WHAT IS ASKED ->
1 - In the Basel III liquidity text, rewrite everything from "The Basel III" down to "only been proposed.", changing "high-quality liquid assets" to "HQLA".
2 - In the U.S., as of when has the LCR been effective, according to the Basel III liquidity text?
3 - Based on the Basel III liquidity text, answer yes or no to each statement, and support each answer with the deciding words quoted from the text.
(a) The NSFR has been adopted in the U.S.
(b) The stress in the LCR is more severe than the stress in the NSFR.
(c) The NSFR is based on assumptions about the amount of assets and liabilities remaining after a stress period.

DOCUMENT SEGMENT ->
The Basel III regulatory framework includes two quantitative liquidity requirements. The Liquidity Coverage Ratio (LCR) requires banks to hold sufficient high-quality liquid assets to meet a 30-day episode of systemic and idiosyncratic liquidity stress. The Net Stable Funding Ratio (NSFR) was originally designed to ensure that banks have sufficient liquidity to meet a one-year period of liquidity stress that is less severe than the stress assumed in the LCR. Although the official purpose of the NSFR was subsequently changed and is now obscure, the standard itself was not inherently changed, so we proceed under the assumption that the original purpose is still the actual purpose. In the U.S., the LCR has been adopted and effective as of January 2015, but the NSFR has only been proposed.
This post describes how it would be possible to design a single liquidity regulation that could replace both the LCR and the NSFR simultaneously. This is not to say that the LCR and NSFR are redundant. They each serve a purpose. The stress inherent in the LCR is more severe than the NSFR, so it is possible to survive the NSFR stress for a year but not the LCR stress for 30 days. Conversely, it is also possible to be liquid at 30 days under the LCR stress but not make it to a year under the NSFR stress. Perhaps most importantly, having a 30-day requirement without a longer-term requirement provides an incentive for banks to bunch up their funding at 31 days, creating an undesirable funding cliff.
But both purposes can be achieved using one, not two, liquidity requirements, and that requirement would do a better job removing cliff effects. To see how, it is helpful to recognize two things:
First, as explained in detail in the box below (taken from Covas and Nelson (2016)) even though the LCR and NSFR appear quite different, apart from their different horizons and scenarios, their structure is algebraically the same. The LCR is built on information about the bank’s balance sheet and assumptions about inflows of bank liabilities and outflows of bank assets over a stress period. The NSFR is based on assumptions about the amount of assets and liabilities remaining after a stress period. Clearly, the amount of assets remaining is the current amount minus outflows. The amount of liabilities remaining is the current amount minus inflows.

DATA ->
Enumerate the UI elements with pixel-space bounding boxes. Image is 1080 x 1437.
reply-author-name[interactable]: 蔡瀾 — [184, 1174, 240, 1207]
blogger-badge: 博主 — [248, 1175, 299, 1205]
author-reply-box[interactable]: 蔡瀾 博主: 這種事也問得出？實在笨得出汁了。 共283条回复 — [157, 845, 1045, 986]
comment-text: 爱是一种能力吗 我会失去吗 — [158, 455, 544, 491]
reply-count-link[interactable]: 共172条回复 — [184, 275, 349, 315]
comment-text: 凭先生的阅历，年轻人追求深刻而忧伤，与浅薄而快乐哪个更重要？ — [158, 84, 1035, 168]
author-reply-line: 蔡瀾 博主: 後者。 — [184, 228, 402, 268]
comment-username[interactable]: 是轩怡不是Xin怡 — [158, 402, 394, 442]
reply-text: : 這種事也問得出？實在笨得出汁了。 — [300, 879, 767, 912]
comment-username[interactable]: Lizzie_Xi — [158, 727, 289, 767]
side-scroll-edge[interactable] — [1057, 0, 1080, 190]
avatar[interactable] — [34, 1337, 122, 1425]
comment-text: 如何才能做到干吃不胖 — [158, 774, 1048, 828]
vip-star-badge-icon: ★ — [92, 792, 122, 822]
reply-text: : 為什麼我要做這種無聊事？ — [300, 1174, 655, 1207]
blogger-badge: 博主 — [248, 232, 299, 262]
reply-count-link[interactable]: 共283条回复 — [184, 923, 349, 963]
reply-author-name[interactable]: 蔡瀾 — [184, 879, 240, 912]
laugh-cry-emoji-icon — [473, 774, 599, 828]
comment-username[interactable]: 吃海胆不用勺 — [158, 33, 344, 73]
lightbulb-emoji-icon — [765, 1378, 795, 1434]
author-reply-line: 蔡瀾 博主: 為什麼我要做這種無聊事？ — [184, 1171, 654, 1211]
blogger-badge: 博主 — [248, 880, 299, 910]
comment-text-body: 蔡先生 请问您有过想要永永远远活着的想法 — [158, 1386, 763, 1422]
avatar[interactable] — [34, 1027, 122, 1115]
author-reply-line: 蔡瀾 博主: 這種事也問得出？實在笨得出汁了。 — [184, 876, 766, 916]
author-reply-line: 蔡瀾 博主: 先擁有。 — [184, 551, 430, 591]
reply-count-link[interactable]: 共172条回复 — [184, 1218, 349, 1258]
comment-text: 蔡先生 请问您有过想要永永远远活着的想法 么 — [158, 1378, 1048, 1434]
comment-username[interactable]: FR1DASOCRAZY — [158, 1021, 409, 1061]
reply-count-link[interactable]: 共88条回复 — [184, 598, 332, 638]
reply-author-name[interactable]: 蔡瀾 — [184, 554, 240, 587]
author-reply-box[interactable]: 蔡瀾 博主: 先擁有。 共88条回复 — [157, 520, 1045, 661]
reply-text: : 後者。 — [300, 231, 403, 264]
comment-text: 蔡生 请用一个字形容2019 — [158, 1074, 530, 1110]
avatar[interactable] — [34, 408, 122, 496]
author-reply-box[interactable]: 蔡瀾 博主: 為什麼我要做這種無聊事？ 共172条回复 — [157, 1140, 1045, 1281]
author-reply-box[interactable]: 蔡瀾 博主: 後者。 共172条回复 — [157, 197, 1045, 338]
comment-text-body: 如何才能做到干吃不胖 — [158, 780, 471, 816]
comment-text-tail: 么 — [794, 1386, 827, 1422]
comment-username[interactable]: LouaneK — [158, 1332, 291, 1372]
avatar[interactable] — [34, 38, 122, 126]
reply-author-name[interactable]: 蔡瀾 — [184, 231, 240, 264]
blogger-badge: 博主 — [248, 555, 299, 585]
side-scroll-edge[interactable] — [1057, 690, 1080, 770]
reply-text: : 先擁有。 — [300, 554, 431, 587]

LIST OF SOLUTIONS ->
1 -
The Basel III regulatory framework includes two quantitative liquidity requirements. The Liquidity Coverage Ratio (LCR) requires banks to hold sufficient HQLA to meet a 30-day episode of systemic and idiosyncratic liquidity stress. The Net Stable Funding Ratio (NSFR) was originally designed to ensure that banks have sufficient liquidity to meet a one-year period of liquidity stress that is less severe than the stress assumed in the LCR. Although the official purpose of the NSFR was subsequently changed and is now obscure, the standard itself was not inherently changed, so we proceed under the assumption that the original purpose is still the actual purpose. In the U.S., the LCR has been adopted and effective as of January 2015, but the NSFR has only been proposed.

2 - January 2015.

3 -
(a) No: "the NSFR has only been proposed."
(b) Yes: "The stress inherent in the LCR is more severe than the NSFR"
(c) Yes: "The NSFR is based on assumptions about the amount of assets and liabilities remaining after a stress period."